(Stored items from a collection)
********

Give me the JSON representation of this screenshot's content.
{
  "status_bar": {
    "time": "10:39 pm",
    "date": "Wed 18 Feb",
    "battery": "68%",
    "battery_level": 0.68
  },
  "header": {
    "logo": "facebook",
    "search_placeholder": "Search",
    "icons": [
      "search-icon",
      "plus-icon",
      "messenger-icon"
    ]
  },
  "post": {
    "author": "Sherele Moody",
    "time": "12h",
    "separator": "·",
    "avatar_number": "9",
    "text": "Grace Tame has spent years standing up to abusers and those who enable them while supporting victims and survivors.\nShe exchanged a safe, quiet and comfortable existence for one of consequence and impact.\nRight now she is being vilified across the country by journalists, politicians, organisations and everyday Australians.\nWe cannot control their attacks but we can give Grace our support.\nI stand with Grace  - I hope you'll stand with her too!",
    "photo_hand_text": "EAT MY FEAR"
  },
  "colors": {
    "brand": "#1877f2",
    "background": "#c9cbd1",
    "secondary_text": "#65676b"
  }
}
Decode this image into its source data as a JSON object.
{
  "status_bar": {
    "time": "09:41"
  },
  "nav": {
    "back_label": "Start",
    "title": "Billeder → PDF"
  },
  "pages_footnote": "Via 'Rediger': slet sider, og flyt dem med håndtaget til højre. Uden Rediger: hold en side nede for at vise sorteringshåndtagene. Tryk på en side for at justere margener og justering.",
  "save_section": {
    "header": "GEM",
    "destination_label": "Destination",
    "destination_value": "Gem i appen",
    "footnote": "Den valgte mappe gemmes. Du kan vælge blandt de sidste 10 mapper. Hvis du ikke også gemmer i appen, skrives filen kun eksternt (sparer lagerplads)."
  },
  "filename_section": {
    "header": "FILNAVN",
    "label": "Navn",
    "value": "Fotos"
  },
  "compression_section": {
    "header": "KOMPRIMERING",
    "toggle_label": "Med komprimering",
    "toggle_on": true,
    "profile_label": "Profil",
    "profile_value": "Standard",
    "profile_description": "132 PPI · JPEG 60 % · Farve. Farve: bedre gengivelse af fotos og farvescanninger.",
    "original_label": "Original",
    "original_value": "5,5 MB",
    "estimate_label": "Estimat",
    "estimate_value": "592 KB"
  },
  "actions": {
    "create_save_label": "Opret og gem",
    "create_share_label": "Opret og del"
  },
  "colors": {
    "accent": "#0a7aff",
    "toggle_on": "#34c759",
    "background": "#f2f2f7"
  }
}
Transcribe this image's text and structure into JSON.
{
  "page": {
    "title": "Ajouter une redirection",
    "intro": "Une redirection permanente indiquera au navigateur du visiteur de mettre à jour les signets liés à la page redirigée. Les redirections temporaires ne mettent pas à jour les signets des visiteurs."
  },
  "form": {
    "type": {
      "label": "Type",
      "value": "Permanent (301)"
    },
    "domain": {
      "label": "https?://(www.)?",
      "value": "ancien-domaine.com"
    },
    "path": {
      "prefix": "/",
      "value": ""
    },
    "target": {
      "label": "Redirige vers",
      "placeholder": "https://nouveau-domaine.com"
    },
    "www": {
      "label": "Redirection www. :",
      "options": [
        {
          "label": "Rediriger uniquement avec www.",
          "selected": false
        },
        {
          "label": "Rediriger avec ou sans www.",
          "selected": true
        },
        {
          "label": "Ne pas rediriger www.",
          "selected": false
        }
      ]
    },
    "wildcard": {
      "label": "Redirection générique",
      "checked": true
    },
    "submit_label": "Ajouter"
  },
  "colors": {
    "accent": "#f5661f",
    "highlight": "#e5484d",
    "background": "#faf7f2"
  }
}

********

(WHAT YOU HAVE TO DO) Filter out all lines lacking the word "title" and copy the rest.

(ANSWER TO THIS EXERCISE)
    "title": "Billeder → PDF"
    "title": "Ajouter une redirection",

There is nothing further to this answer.